• **WHAT IS REQUIRED**
Every line below that holds the string "Count" should be copied out.

>> Start

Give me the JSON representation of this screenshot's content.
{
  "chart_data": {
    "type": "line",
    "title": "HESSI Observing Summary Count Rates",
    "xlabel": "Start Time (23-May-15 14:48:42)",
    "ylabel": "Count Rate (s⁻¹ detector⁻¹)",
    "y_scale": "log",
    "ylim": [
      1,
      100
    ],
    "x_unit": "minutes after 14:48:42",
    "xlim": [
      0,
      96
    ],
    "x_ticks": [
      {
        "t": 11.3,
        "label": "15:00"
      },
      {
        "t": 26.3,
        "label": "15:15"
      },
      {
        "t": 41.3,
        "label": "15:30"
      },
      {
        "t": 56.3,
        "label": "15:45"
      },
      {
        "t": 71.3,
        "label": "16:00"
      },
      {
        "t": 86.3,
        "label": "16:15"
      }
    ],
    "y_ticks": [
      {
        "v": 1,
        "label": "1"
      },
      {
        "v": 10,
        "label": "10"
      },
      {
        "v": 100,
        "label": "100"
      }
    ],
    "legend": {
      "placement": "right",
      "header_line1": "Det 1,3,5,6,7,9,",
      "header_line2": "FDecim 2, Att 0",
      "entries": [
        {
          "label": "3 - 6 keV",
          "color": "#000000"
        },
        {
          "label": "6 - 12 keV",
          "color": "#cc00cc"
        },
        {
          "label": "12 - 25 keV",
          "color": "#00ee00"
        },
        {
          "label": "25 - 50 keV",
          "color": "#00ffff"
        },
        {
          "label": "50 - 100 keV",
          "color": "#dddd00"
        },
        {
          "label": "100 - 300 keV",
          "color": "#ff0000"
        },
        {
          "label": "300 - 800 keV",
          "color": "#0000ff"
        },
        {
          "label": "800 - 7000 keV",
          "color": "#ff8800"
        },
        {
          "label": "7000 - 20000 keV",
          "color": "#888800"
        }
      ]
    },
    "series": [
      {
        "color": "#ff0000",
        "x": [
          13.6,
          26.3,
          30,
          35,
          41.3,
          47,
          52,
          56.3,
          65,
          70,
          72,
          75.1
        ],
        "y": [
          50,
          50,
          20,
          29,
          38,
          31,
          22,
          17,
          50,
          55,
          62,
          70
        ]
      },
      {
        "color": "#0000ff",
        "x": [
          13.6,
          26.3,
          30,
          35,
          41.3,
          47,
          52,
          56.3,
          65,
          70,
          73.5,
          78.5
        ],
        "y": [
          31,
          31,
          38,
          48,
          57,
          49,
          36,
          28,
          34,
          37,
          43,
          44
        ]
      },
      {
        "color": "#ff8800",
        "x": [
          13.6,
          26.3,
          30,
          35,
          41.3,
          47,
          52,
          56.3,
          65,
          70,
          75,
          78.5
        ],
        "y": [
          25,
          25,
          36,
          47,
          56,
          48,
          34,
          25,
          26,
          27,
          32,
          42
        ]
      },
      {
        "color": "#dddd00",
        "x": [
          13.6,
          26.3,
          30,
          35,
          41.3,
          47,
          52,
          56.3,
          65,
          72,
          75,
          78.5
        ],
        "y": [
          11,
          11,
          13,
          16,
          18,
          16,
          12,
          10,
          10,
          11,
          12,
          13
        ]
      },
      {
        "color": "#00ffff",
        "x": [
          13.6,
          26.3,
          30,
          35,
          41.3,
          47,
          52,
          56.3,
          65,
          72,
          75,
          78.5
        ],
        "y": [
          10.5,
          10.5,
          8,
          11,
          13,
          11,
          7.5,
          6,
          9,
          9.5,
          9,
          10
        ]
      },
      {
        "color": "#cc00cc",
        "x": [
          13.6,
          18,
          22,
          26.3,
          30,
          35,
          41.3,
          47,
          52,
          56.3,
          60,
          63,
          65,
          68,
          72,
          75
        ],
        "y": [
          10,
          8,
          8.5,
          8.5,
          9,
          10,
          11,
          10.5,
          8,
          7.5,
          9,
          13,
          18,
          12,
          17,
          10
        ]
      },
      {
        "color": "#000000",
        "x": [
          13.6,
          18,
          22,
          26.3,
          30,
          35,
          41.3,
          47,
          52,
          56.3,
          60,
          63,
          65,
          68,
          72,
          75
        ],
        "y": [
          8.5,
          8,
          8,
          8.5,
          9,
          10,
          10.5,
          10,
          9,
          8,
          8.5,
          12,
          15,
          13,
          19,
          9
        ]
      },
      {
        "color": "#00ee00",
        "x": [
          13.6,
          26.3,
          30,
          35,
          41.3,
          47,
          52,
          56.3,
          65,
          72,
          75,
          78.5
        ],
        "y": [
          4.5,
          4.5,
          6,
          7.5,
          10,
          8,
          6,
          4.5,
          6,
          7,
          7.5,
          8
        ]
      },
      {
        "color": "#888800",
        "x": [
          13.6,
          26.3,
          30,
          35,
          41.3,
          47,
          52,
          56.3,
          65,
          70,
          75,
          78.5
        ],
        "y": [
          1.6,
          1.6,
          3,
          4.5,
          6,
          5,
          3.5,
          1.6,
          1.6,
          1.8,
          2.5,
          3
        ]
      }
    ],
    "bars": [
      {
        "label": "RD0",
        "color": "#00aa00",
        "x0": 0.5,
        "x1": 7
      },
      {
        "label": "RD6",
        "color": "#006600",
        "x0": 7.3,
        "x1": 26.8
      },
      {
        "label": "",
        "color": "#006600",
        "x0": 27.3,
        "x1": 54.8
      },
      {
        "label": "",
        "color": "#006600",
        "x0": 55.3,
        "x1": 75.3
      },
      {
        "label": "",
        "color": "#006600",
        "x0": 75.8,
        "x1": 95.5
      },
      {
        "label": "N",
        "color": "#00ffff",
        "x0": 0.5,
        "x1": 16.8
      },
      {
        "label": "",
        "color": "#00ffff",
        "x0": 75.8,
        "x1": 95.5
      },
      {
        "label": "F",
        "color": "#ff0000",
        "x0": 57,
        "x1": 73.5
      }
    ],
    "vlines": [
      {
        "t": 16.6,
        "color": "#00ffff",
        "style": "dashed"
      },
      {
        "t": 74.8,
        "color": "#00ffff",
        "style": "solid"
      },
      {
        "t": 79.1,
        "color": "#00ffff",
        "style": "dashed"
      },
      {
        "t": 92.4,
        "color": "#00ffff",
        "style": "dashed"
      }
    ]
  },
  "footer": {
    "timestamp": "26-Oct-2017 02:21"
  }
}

>> End

• **TASK RESPONSE**
    "title": "HESSI Observing Summary Count Rates",
    "ylabel": "Count Rate (s⁻¹ detector⁻¹)",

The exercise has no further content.